RECORD EXCERPTS:
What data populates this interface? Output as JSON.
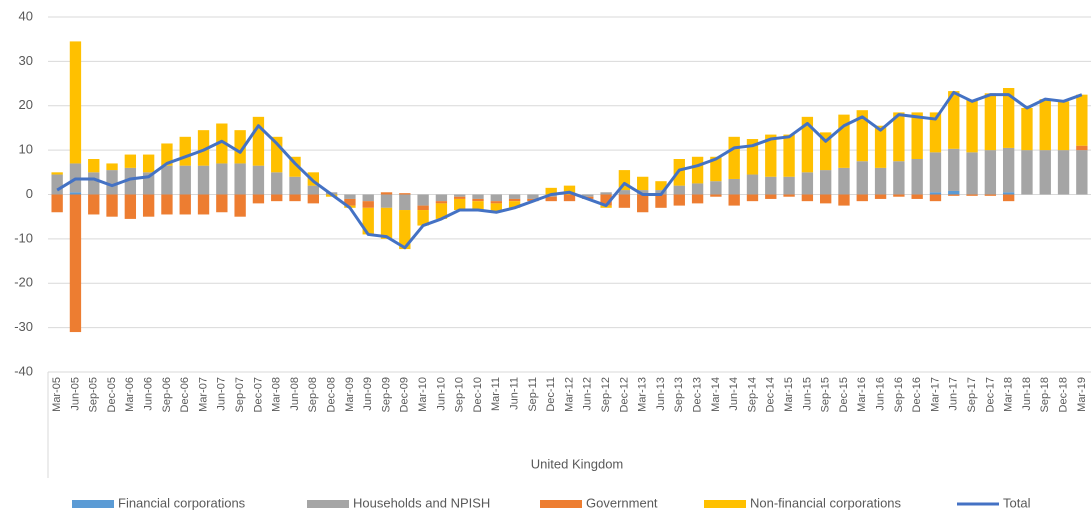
{
  "chart_data": {
    "type": "stacked-bar-line",
    "xlabel": "United Kingdom",
    "categories": [
      "Mar-05",
      "Jun-05",
      "Sep-05",
      "Dec-05",
      "Mar-06",
      "Jun-06",
      "Sep-06",
      "Dec-06",
      "Mar-07",
      "Jun-07",
      "Sep-07",
      "Dec-07",
      "Mar-08",
      "Jun-08",
      "Sep-08",
      "Dec-08",
      "Mar-09",
      "Jun-09",
      "Sep-09",
      "Dec-09",
      "Mar-10",
      "Jun-10",
      "Sep-10",
      "Dec-10",
      "Mar-11",
      "Jun-11",
      "Sep-11",
      "Dec-11",
      "Mar-12",
      "Jun-12",
      "Sep-12",
      "Dec-12",
      "Mar-13",
      "Jun-13",
      "Sep-13",
      "Dec-13",
      "Mar-14",
      "Jun-14",
      "Sep-14",
      "Dec-14",
      "Mar-15",
      "Jun-15",
      "Sep-15",
      "Dec-15",
      "Mar-16",
      "Jun-16",
      "Sep-16",
      "Dec-16",
      "Mar-17",
      "Jun-17",
      "Sep-17",
      "Dec-17",
      "Mar-18",
      "Jun-18",
      "Sep-18",
      "Dec-18",
      "Mar-19"
    ],
    "series": [
      {
        "name": "Financial corporations",
        "color": "#5b9bd5",
        "kind": "bar",
        "values": [
          0,
          0.5,
          0,
          0,
          0,
          0,
          0,
          0,
          0,
          0,
          0,
          0,
          0,
          0,
          0,
          0,
          0,
          0,
          0,
          0,
          0,
          0,
          0,
          0,
          0,
          0,
          0,
          0,
          0,
          0,
          0,
          0,
          0,
          0,
          0,
          0,
          0,
          0,
          0,
          0,
          0,
          0,
          0,
          0,
          0,
          0,
          0,
          0,
          0.5,
          0.8,
          0,
          0,
          0.5,
          0,
          0,
          0,
          0
        ]
      },
      {
        "name": "Households and NPISH",
        "color": "#a5a5a5",
        "kind": "bar",
        "values": [
          4.5,
          6.5,
          5,
          5.5,
          6,
          5,
          6.5,
          6.5,
          6.5,
          7,
          7,
          6.5,
          5,
          4,
          2,
          0.5,
          -1,
          -1.5,
          -3,
          -3.5,
          -2.5,
          -1.5,
          -0.5,
          -1,
          -1.5,
          -1,
          -1,
          -0.5,
          0,
          -0.5,
          0.5,
          1,
          1,
          1,
          2,
          2.5,
          3,
          3.5,
          4.5,
          4,
          4,
          5,
          5.5,
          6,
          7.5,
          6,
          7.5,
          8,
          9,
          9.5,
          9.5,
          10,
          10,
          10,
          10,
          10,
          10
        ]
      },
      {
        "name": "Government",
        "color": "#ed7d31",
        "kind": "bar",
        "values": [
          -4,
          -31,
          -4.5,
          -5,
          -5.5,
          -5,
          -4.5,
          -4.5,
          -4.5,
          -4,
          -5,
          -2,
          -1.5,
          -1.5,
          -2,
          0,
          -1.5,
          -1.5,
          0.5,
          0.3,
          -1,
          -0.5,
          -0.5,
          -0.5,
          -0.5,
          -0.5,
          -0.5,
          -1,
          -1.5,
          -0.5,
          -2.5,
          -3,
          -4,
          -3,
          -2.5,
          -2,
          -0.5,
          -2.5,
          -1.5,
          -1,
          -0.5,
          -1.5,
          -2,
          -2.5,
          -1.5,
          -1,
          -0.5,
          -1,
          -1.5,
          -0.3,
          -0.3,
          -0.3,
          -1.5,
          0,
          0,
          0,
          1
        ]
      },
      {
        "name": "Non-financial corporations",
        "color": "#ffc000",
        "kind": "bar",
        "values": [
          0.5,
          27.5,
          3,
          1.5,
          3,
          4,
          5,
          6.5,
          8,
          9,
          7.5,
          11,
          8,
          4.5,
          3,
          -0.5,
          -0.5,
          -6,
          -7,
          -8.8,
          -3.5,
          -3.5,
          -2.5,
          -2,
          -2,
          -1.5,
          0,
          1.5,
          2,
          0,
          -0.5,
          4.5,
          3,
          2,
          6,
          6,
          5.5,
          9.5,
          8,
          9.5,
          9.5,
          12.5,
          8.5,
          12,
          11.5,
          9.5,
          11,
          10.5,
          9,
          13,
          11.8,
          12.8,
          13.5,
          9.5,
          11.5,
          11,
          11.5
        ]
      },
      {
        "name": "Total",
        "color": "#4472c4",
        "kind": "line",
        "values": [
          1,
          3.5,
          3.5,
          2,
          3.5,
          4,
          7,
          8.5,
          10,
          12,
          9.5,
          15.5,
          11.5,
          7,
          3,
          0,
          -3,
          -9,
          -9.5,
          -12,
          -7,
          -5.5,
          -3.5,
          -3.5,
          -4,
          -3,
          -1.5,
          0,
          0.5,
          -1,
          -2.5,
          2.5,
          0,
          0,
          5.5,
          6.5,
          8,
          10.5,
          11,
          12.5,
          13,
          16,
          12,
          15.5,
          17.5,
          14.5,
          18,
          17.5,
          17,
          23,
          21,
          22.5,
          22.5,
          19.5,
          21.5,
          21,
          22.5
        ]
      }
    ],
    "ylim": [
      -40,
      40
    ],
    "yticks": [
      40,
      30,
      20,
      10,
      0,
      -10,
      -20,
      -30,
      -40
    ],
    "grid": true,
    "legend": "bottom"
  }
}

AIM OF THE TASK: Omit the pictures and restate the rest of the records verbatim.

WRITTEN RESPONSE:
What data populates this interface? Output as JSON.
{
  "chart_data": {
    "type": "stacked-bar-line",
    "xlabel": "United Kingdom",
    "categories": [
      "Mar-05",
      "Jun-05",
      "Sep-05",
      "Dec-05",
      "Mar-06",
      "Jun-06",
      "Sep-06",
      "Dec-06",
      "Mar-07",
      "Jun-07",
      "Sep-07",
      "Dec-07",
      "Mar-08",
      "Jun-08",
      "Sep-08",
      "Dec-08",
      "Mar-09",
      "Jun-09",
      "Sep-09",
      "Dec-09",
      "Mar-10",
      "Jun-10",
      "Sep-10",
      "Dec-10",
      "Mar-11",
      "Jun-11",
      "Sep-11",
      "Dec-11",
      "Mar-12",
      "Jun-12",
      "Sep-12",
      "Dec-12",
      "Mar-13",
      "Jun-13",
      "Sep-13",
      "Dec-13",
      "Mar-14",
      "Jun-14",
      "Sep-14",
      "Dec-14",
      "Mar-15",
      "Jun-15",
      "Sep-15",
      "Dec-15",
      "Mar-16",
      "Jun-16",
      "Sep-16",
      "Dec-16",
      "Mar-17",
      "Jun-17",
      "Sep-17",
      "Dec-17",
      "Mar-18",
      "Jun-18",
      "Sep-18",
      "Dec-18",
      "Mar-19"
    ],
    "series": [
      {
        "name": "Financial corporations",
        "color": "#5b9bd5",
        "kind": "bar",
        "values": [
          0,
          0.5,
          0,
          0,
          0,
          0,
          0,
          0,
          0,
          0,
          0,
          0,
          0,
          0,
          0,
          0,
          0,
          0,
          0,
          0,
          0,
          0,
          0,
          0,
          0,
          0,
          0,
          0,
          0,
          0,
          0,
          0,
          0,
          0,
          0,
          0,
          0,
          0,
          0,
          0,
          0,
          0,
          0,
          0,
          0,
          0,
          0,
          0,
          0.5,
          0.8,
          0,
          0,
          0.5,
          0,
          0,
          0,
          0
        ]
      },
      {
        "name": "Households and NPISH",
        "color": "#a5a5a5",
        "kind": "bar",
        "values": [
          4.5,
          6.5,
          5,
          5.5,
          6,
          5,
          6.5,
          6.5,
          6.5,
          7,
          7,
          6.5,
          5,
          4,
          2,
          0.5,
          -1,
          -1.5,
          -3,
          -3.5,
          -2.5,
          -1.5,
          -0.5,
          -1,
          -1.5,
          -1,
          -1,
          -0.5,
          0,
          -0.5,
          0.5,
          1,
          1,
          1,
          2,
          2.5,
          3,
          3.5,
          4.5,
          4,
          4,
          5,
          5.5,
          6,
          7.5,
          6,
          7.5,
          8,
          9,
          9.5,
          9.5,
          10,
          10,
          10,
          10,
          10,
          10
        ]
      },
      {
        "name": "Government",
        "color": "#ed7d31",
        "kind": "bar",
        "values": [
          -4,
          -31,
          -4.5,
          -5,
          -5.5,
          -5,
          -4.5,
          -4.5,
          -4.5,
          -4,
          -5,
          -2,
          -1.5,
          -1.5,
          -2,
          0,
          -1.5,
          -1.5,
          0.5,
          0.3,
          -1,
          -0.5,
          -0.5,
          -0.5,
          -0.5,
          -0.5,
          -0.5,
          -1,
          -1.5,
          -0.5,
          -2.5,
          -3,
          -4,
          -3,
          -2.5,
          -2,
          -0.5,
          -2.5,
          -1.5,
          -1,
          -0.5,
          -1.5,
          -2,
          -2.5,
          -1.5,
          -1,
          -0.5,
          -1,
          -1.5,
          -0.3,
          -0.3,
          -0.3,
          -1.5,
          0,
          0,
          0,
          1
        ]
      },
      {
        "name": "Non-financial corporations",
        "color": "#ffc000",
        "kind": "bar",
        "values": [
          0.5,
          27.5,
          3,
          1.5,
          3,
          4,
          5,
          6.5,
          8,
          9,
          7.5,
          11,
          8,
          4.5,
          3,
          -0.5,
          -0.5,
          -6,
          -7,
          -8.8,
          -3.5,
          -3.5,
          -2.5,
          -2,
          -2,
          -1.5,
          0,
          1.5,
          2,
          0,
          -0.5,
          4.5,
          3,
          2,
          6,
          6,
          5.5,
          9.5,
          8,
          9.5,
          9.5,
          12.5,
          8.5,
          12,
          11.5,
          9.5,
          11,
          10.5,
          9,
          13,
          11.8,
          12.8,
          13.5,
          9.5,
          11.5,
          11,
          11.5
        ]
      },
      {
        "name": "Total",
        "color": "#4472c4",
        "kind": "line",
        "values": [
          1,
          3.5,
          3.5,
          2,
          3.5,
          4,
          7,
          8.5,
          10,
          12,
          9.5,
          15.5,
          11.5,
          7,
          3,
          0,
          -3,
          -9,
          -9.5,
          -12,
          -7,
          -5.5,
          -3.5,
          -3.5,
          -4,
          -3,
          -1.5,
          0,
          0.5,
          -1,
          -2.5,
          2.5,
          0,
          0,
          5.5,
          6.5,
          8,
          10.5,
          11,
          12.5,
          13,
          16,
          12,
          15.5,
          17.5,
          14.5,
          18,
          17.5,
          17,
          23,
          21,
          22.5,
          22.5,
          19.5,
          21.5,
          21,
          22.5
        ]
      }
    ],
    "ylim": [
      -40,
      40
    ],
    "yticks": [
      40,
      30,
      20,
      10,
      0,
      -10,
      -20,
      -30,
      -40
    ],
    "grid": true,
    "legend": "bottom"
  }
}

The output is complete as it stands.